___ Records supplied

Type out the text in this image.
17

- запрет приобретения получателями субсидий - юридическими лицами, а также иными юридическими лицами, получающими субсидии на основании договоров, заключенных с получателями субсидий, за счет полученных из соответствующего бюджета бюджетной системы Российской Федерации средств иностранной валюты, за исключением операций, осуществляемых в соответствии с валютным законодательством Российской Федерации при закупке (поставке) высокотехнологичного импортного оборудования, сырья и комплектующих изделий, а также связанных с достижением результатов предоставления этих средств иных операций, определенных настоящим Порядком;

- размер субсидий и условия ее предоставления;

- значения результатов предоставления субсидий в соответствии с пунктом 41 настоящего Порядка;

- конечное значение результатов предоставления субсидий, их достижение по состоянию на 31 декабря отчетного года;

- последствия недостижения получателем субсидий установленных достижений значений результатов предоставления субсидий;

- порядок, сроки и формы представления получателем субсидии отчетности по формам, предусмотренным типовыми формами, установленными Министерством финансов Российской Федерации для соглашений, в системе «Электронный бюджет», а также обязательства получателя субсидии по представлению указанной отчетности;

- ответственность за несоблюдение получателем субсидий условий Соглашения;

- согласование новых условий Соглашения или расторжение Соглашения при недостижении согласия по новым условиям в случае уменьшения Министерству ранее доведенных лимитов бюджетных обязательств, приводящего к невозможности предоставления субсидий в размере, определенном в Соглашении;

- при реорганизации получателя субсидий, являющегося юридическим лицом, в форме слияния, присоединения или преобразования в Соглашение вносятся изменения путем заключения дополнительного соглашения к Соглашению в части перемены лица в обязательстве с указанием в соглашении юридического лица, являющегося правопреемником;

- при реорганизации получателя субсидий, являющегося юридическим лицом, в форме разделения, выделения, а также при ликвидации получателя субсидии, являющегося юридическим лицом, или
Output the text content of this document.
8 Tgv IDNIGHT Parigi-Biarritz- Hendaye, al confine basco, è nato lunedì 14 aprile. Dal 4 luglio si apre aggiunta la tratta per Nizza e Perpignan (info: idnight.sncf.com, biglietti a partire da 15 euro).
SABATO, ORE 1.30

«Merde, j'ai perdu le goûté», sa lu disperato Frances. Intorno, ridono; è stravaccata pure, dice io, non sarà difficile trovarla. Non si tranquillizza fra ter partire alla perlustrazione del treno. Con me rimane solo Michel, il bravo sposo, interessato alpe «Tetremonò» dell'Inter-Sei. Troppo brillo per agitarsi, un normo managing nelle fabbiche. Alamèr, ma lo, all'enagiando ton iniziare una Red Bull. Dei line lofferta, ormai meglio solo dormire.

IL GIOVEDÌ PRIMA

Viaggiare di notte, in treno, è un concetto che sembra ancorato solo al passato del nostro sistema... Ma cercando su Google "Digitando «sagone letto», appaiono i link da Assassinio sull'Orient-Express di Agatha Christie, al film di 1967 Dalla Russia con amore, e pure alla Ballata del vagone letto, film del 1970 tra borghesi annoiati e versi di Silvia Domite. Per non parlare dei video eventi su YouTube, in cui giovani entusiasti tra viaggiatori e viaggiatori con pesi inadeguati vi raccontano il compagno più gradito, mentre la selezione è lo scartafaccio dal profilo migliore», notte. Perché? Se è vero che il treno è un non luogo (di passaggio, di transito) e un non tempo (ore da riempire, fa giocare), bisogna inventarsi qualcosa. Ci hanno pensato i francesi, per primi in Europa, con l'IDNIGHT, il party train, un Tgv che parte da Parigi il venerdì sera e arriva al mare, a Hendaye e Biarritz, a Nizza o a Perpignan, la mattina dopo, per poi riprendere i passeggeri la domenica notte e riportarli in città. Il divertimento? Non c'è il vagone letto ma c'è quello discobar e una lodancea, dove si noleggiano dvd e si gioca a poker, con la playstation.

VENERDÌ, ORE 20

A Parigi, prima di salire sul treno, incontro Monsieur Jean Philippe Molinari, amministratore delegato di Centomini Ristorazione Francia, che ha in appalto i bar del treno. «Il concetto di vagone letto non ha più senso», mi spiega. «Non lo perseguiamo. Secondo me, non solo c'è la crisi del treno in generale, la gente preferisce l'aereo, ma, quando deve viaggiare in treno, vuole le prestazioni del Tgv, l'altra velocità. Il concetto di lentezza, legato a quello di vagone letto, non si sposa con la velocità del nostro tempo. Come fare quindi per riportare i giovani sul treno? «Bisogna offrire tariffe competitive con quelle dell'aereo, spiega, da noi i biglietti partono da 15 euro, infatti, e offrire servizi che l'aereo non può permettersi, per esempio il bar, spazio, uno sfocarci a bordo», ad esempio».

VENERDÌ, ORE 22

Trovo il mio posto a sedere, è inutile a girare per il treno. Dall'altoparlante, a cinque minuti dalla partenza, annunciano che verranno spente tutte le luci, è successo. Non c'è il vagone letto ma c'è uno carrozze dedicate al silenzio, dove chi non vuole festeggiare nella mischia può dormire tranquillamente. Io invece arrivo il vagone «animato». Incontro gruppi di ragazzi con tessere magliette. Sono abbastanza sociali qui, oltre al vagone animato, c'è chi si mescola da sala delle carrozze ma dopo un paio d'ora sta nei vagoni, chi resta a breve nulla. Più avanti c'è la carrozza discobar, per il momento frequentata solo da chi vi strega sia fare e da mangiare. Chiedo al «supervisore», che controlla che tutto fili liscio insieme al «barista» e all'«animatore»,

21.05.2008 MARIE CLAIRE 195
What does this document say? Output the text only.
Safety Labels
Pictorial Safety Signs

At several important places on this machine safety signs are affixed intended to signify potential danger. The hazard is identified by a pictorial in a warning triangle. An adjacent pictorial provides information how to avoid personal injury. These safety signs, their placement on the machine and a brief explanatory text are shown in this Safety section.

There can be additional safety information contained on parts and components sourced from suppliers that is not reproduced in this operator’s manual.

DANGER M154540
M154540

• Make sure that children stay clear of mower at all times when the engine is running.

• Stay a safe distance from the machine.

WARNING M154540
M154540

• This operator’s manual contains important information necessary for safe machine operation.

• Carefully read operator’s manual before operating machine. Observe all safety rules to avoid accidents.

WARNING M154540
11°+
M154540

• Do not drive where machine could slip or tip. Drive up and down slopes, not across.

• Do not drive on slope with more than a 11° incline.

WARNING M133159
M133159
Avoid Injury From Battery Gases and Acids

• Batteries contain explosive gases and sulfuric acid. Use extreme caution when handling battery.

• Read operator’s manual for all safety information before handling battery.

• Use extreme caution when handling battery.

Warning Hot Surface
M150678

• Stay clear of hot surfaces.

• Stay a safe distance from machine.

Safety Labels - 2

______

To be done: Please set down each line of the records exactly as given.

Result:
Type out the text in this image.
17

- запрет приобретения получателями субсидий - юридическими лицами, а также иными юридическими лицами, получающими субсидии на основании договоров, заключенных с получателями субсидий, за счет полученных из соответствующего бюджета бюджетной системы Российской Федерации средств иностранной валюты, за исключением операций, осуществляемых в соответствии с валютным законодательством Российской Федерации при закупке (поставке) высокотехнологичного импортного оборудования, сырья и комплектующих изделий, а также связанных с достижением результатов предоставления этих средств иных операций, определенных настоящим Порядком;

- размер субсидий и условия ее предоставления;

- значения результатов предоставления субсидий в соответствии с пунктом 41 настоящего Порядка;

- конечное значение результатов предоставления субсидий, их достижение по состоянию на 31 декабря отчетного года;

- последствия недостижения получателем субсидий установленных достижений значений результатов предоставления субсидий;

- порядок, сроки и формы представления получателем субсидии отчетности по формам, предусмотренным типовыми формами, установленными Министерством финансов Российской Федерации для соглашений, в системе «Электронный бюджет», а также обязательства получателя субсидии по представлению указанной отчетности;

- ответственность за несоблюдение получателем субсидий условий Соглашения;

- согласование новых условий Соглашения или расторжение Соглашения при недостижении согласия по новым условиям в случае уменьшения Министерству ранее доведенных лимитов бюджетных обязательств, приводящего к невозможности предоставления субсидий в размере, определенном в Соглашении;

- при реорганизации получателя субсидий, являющегося юридическим лицом, в форме слияния, присоединения или преобразования в Соглашение вносятся изменения путем заключения дополнительного соглашения к Соглашению в части перемены лица в обязательстве с указанием в соглашении юридического лица, являющегося правопреемником;

- при реорганизации получателя субсидий, являющегося юридическим лицом, в форме разделения, выделения, а также при ликвидации получателя субсидии, являющегося юридическим лицом, или
Output the text content of this document.
8 Tgv IDNIGHT Parigi-Biarritz- Hendaye, al confine basco, è nato lunedì 14 aprile. Dal 4 luglio si apre aggiunta la tratta per Nizza e Perpignan (info: idnight.sncf.com, biglietti a partire da 15 euro).
SABATO, ORE 1.30

«Merde, j'ai perdu le goûté», sa lu disperato Frances. Intorno, ridono; è stravaccata pure, dice io, non sarà difficile trovarla. Non si tranquillizza fra ter partire alla perlustrazione del treno. Con me rimane solo Michel, il bravo sposo, interessato alpe «Tetremonò» dell'Inter-Sei. Troppo brillo per agitarsi, un normo managing nelle fabbiche. Alamèr, ma lo, all'enagiando ton iniziare una Red Bull. Dei line lofferta, ormai meglio solo dormire.

IL GIOVEDÌ PRIMA

Viaggiare di notte, in treno, è un concetto che sembra ancorato solo al passato del nostro sistema... Ma cercando su Google "Digitando «sagone letto», appaiono i link da Assassinio sull'Orient-Express di Agatha Christie, al film di 1967 Dalla Russia con amore, e pure alla Ballata del vagone letto, film del 1970 tra borghesi annoiati e versi di Silvia Domite. Per non parlare dei video eventi su YouTube, in cui giovani entusiasti tra viaggiatori e viaggiatori con pesi inadeguati vi raccontano il compagno più gradito, mentre la selezione è lo scartafaccio dal profilo migliore», notte. Perché? Se è vero che il treno è un non luogo (di passaggio, di transito) e un non tempo (ore da riempire, fa giocare), bisogna inventarsi qualcosa. Ci hanno pensato i francesi, per primi in Europa, con l'IDNIGHT, il party train, un Tgv che parte da Parigi il venerdì sera e arriva al mare, a Hendaye e Biarritz, a Nizza o a Perpignan, la mattina dopo, per poi riprendere i passeggeri la domenica notte e riportarli in città. Il divertimento? Non c'è il vagone letto ma c'è quello discobar e una lodancea, dove si noleggiano dvd e si gioca a poker, con la playstation.

VENERDÌ, ORE 20

A Parigi, prima di salire sul treno, incontro Monsieur Jean Philippe Molinari, amministratore delegato di Centomini Ristorazione Francia, che ha in appalto i bar del treno. «Il concetto di vagone letto non ha più senso», mi spiega. «Non lo perseguiamo. Secondo me, non solo c'è la crisi del treno in generale, la gente preferisce l'aereo, ma, quando deve viaggiare in treno, vuole le prestazioni del Tgv, l'altra velocità. Il concetto di lentezza, legato a quello di vagone letto, non si sposa con la velocità del nostro tempo. Come fare quindi per riportare i giovani sul treno? «Bisogna offrire tariffe competitive con quelle dell'aereo, spiega, da noi i biglietti partono da 15 euro, infatti, e offrire servizi che l'aereo non può permettersi, per esempio il bar, spazio, uno sfocarci a bordo», ad esempio».

VENERDÌ, ORE 22

Trovo il mio posto a sedere, è inutile a girare per il treno. Dall'altoparlante, a cinque minuti dalla partenza, annunciano che verranno spente tutte le luci, è successo. Non c'è il vagone letto ma c'è uno carrozze dedicate al silenzio, dove chi non vuole festeggiare nella mischia può dormire tranquillamente. Io invece arrivo il vagone «animato». Incontro gruppi di ragazzi con tessere magliette. Sono abbastanza sociali qui, oltre al vagone animato, c'è chi si mescola da sala delle carrozze ma dopo un paio d'ora sta nei vagoni, chi resta a breve nulla. Più avanti c'è la carrozza discobar, per il momento frequentata solo da chi vi strega sia fare e da mangiare. Chiedo al «supervisore», che controlla che tutto fili liscio insieme al «barista» e all'«animatore»,

21.05.2008 MARIE CLAIRE 195
What does this document say? Output the text only.
Safety Labels
Pictorial Safety Signs

At several important places on this machine safety signs are affixed intended to signify potential danger. The hazard is identified by a pictorial in a warning triangle. An adjacent pictorial provides information how to avoid personal injury. These safety signs, their placement on the machine and a brief explanatory text are shown in this Safety section.

There can be additional safety information contained on parts and components sourced from suppliers that is not reproduced in this operator’s manual.

DANGER M154540
M154540

• Make sure that children stay clear of mower at all times when the engine is running.

• Stay a safe distance from the machine.

WARNING M154540
M154540

• This operator’s manual contains important information necessary for safe machine operation.

• Carefully read operator’s manual before operating machine. Observe all safety rules to avoid accidents.

WARNING M154540
11°+
M154540

• Do not drive where machine could slip or tip. Drive up and down slopes, not across.

• Do not drive on slope with more than a 11° incline.

WARNING M133159
M133159
Avoid Injury From Battery Gases and Acids

• Batteries contain explosive gases and sulfuric acid. Use extreme caution when handling battery.

• Read operator’s manual for all safety information before handling battery.

• Use extreme caution when handling battery.

Warning Hot Surface
M150678

• Stay clear of hot surfaces.

• Stay a safe distance from machine.

Safety Labels - 2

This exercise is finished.